-- begin Record extracts --

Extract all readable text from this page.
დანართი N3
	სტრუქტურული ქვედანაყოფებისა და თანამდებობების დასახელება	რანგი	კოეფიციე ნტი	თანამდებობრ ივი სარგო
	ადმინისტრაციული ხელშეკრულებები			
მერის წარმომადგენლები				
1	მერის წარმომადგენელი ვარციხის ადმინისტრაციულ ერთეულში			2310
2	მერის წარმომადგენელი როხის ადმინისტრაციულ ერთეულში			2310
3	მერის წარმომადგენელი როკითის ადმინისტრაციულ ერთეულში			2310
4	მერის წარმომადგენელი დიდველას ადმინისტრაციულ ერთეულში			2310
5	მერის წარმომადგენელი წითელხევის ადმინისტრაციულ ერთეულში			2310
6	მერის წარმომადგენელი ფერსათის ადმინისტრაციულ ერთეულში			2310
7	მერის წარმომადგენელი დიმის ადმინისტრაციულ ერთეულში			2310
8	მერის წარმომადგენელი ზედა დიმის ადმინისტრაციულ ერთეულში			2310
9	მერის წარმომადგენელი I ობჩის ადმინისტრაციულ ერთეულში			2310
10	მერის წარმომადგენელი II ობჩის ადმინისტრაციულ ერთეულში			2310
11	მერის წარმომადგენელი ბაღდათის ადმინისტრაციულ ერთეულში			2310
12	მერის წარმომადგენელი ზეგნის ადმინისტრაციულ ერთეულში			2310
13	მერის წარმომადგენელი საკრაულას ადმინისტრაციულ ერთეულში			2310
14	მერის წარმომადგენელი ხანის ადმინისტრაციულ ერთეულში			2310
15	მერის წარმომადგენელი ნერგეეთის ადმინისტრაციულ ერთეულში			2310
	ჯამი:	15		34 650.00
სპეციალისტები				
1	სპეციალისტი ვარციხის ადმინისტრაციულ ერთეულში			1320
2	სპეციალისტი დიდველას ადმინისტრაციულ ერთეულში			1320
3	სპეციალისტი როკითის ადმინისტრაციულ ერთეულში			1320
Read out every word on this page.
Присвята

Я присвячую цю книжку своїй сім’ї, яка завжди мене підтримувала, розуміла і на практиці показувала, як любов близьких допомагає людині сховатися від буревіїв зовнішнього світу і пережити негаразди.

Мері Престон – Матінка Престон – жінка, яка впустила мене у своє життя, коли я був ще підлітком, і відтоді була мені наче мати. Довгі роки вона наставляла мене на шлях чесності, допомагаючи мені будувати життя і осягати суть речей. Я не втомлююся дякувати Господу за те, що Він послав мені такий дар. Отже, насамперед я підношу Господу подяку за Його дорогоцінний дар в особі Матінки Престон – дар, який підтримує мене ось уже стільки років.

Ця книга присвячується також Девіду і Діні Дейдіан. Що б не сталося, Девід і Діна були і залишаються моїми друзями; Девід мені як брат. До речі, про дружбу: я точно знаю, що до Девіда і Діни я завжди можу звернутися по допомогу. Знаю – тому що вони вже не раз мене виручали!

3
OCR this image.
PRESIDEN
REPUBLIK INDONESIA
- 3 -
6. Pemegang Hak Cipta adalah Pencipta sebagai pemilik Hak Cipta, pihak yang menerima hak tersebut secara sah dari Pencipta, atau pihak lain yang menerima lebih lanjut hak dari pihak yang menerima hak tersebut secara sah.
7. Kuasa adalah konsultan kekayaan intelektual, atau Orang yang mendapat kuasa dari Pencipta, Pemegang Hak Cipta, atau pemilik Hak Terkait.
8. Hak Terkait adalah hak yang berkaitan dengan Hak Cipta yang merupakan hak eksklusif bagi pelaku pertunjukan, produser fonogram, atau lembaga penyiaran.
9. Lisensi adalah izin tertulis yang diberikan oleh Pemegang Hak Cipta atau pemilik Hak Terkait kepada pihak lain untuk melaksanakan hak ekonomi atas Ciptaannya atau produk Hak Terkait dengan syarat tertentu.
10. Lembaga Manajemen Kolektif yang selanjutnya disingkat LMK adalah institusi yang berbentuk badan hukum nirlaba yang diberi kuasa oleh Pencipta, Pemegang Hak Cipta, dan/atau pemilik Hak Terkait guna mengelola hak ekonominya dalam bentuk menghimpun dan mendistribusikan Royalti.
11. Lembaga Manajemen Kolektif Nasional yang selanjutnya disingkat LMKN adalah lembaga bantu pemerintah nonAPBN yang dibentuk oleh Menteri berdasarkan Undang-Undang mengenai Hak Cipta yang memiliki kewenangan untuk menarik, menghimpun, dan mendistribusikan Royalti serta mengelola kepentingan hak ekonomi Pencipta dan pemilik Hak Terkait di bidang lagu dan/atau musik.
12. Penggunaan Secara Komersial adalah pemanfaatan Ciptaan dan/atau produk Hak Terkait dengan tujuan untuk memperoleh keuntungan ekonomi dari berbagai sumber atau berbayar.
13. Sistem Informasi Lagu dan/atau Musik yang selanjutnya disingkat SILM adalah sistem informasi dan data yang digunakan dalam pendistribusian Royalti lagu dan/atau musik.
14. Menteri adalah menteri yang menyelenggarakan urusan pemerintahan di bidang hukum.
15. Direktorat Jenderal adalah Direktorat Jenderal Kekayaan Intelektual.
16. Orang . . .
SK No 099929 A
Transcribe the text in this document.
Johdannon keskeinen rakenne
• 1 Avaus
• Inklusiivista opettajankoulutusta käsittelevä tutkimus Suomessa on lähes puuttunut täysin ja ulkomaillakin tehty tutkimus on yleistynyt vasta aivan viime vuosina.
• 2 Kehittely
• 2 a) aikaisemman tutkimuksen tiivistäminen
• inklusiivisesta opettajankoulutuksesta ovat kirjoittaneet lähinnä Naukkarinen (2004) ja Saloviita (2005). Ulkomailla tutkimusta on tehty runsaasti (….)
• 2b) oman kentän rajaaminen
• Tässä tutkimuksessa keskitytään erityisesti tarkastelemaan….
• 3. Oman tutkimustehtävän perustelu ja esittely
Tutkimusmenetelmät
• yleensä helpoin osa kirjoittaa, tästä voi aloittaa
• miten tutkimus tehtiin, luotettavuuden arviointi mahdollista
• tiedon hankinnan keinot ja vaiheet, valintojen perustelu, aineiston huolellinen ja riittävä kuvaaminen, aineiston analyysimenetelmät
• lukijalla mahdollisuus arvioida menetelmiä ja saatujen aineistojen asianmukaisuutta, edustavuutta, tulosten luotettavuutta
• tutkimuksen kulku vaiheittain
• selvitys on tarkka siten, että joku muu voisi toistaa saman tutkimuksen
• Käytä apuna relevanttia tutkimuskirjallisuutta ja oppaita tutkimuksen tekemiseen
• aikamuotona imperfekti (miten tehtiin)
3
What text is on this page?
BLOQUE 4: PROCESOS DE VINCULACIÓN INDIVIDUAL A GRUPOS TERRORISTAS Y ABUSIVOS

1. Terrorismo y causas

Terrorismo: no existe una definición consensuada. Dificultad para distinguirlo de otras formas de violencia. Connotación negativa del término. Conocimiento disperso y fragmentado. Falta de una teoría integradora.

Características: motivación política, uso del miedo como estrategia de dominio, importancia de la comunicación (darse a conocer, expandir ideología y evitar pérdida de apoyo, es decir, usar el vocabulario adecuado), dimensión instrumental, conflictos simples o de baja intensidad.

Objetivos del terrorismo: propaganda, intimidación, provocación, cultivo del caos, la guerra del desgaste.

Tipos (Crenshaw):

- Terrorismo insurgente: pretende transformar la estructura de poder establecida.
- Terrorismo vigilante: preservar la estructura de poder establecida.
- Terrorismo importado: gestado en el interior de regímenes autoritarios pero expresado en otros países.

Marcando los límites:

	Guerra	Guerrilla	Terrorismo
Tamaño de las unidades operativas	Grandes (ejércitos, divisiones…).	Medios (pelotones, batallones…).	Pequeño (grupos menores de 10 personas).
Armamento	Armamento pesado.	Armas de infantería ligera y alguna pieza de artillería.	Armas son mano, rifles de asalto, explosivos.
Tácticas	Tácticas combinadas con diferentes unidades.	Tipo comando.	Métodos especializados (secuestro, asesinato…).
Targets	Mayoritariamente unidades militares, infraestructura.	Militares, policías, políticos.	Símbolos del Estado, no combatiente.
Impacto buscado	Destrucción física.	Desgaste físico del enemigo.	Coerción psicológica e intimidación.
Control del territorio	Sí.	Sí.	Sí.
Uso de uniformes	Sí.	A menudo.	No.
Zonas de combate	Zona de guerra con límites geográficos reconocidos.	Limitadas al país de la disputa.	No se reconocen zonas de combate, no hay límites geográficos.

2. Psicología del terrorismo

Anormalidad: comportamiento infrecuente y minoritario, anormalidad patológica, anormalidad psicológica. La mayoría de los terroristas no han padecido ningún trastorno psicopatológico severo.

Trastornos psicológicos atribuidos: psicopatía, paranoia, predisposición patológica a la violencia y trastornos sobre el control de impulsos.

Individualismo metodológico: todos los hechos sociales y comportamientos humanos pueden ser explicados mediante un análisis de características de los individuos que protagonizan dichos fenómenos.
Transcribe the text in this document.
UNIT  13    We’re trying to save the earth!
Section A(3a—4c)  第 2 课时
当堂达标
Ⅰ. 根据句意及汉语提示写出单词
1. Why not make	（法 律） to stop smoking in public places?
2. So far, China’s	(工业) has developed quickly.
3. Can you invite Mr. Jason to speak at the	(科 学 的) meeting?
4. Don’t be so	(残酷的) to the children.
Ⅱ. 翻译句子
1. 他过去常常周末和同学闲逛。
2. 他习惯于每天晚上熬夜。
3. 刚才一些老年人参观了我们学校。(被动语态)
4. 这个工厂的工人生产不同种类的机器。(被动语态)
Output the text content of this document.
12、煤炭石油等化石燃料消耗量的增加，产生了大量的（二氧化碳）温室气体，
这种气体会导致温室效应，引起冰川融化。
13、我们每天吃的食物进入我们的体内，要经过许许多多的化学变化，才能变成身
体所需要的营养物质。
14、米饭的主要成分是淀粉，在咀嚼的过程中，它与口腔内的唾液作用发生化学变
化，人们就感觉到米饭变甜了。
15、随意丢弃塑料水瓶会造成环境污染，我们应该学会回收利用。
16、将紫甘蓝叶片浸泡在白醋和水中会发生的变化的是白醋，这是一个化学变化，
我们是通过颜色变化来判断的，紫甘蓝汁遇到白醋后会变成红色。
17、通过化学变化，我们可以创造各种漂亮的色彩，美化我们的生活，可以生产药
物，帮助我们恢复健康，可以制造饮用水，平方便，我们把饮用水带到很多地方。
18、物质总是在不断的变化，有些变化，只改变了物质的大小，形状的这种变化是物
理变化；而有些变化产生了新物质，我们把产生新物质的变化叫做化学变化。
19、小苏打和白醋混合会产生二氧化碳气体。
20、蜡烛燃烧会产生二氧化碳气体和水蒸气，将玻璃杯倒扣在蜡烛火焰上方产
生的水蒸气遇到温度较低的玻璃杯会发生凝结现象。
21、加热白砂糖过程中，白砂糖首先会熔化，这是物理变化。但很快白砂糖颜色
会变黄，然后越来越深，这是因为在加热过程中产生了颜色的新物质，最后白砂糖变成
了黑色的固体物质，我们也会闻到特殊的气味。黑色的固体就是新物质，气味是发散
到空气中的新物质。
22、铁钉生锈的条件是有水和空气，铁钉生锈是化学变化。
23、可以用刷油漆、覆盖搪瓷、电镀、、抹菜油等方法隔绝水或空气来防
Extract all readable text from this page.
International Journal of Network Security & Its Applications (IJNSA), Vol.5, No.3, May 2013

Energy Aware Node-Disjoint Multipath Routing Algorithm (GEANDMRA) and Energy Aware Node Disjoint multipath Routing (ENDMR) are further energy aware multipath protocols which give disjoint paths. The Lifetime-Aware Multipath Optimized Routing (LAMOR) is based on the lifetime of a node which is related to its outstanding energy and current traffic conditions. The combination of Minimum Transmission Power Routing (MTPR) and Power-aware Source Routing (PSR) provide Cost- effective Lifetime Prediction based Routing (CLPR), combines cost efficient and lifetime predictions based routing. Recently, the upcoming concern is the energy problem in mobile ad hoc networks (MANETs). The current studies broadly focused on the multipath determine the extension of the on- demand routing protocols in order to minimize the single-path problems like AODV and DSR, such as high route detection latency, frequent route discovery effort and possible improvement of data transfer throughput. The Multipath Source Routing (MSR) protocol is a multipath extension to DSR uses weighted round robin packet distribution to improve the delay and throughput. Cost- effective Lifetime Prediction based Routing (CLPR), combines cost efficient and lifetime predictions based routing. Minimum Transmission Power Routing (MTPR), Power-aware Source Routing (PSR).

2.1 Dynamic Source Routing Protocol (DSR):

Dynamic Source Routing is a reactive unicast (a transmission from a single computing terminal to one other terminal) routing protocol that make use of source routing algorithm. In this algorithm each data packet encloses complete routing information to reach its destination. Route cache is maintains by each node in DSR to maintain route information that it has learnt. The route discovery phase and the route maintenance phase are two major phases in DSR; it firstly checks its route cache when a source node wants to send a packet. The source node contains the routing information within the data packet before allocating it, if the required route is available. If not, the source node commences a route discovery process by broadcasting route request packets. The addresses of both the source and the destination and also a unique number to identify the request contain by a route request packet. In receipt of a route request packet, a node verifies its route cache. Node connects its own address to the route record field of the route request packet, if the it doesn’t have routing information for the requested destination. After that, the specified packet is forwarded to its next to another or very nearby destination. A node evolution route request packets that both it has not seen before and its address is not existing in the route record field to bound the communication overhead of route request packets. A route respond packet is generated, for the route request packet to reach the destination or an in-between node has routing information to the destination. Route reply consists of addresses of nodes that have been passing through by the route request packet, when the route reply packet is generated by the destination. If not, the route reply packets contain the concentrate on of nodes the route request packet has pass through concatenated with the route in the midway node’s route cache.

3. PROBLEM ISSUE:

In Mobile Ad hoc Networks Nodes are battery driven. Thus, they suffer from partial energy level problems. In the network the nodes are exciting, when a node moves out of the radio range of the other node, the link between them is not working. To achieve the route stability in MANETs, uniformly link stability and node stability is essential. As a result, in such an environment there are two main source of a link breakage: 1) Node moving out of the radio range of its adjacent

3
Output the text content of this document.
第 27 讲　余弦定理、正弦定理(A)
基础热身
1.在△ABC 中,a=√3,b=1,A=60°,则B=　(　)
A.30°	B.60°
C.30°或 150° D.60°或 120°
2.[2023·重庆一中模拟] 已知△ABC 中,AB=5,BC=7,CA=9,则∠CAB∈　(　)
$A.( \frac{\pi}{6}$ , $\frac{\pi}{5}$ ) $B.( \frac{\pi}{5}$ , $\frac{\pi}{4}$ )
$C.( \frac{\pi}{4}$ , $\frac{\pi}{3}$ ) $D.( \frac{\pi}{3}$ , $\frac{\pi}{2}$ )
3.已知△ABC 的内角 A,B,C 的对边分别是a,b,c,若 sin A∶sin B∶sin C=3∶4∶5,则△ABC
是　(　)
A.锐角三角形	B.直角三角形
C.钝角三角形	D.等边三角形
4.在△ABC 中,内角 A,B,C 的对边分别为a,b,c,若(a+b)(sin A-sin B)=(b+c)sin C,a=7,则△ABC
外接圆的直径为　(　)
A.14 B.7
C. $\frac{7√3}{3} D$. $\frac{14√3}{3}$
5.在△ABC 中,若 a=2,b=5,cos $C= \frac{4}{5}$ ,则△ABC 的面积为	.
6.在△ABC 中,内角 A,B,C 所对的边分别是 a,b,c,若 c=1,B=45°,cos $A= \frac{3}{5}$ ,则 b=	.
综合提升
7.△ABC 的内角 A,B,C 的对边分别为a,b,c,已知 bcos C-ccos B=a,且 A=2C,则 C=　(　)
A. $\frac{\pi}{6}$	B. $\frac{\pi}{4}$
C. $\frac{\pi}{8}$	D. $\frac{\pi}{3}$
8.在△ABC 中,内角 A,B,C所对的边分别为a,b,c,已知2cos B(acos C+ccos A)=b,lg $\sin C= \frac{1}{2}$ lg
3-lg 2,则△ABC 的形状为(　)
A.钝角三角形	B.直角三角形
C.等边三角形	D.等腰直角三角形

-- end Record extracts --

Give every line of the material that includes the string "límites".

_Exercise output_
Marcando los límites:
Zonas de combate	Zona de guerra con límites geográficos reconocidos.	Limitadas al país de la disputa.	No se reconocen zonas de combate, no hay límites geográficos.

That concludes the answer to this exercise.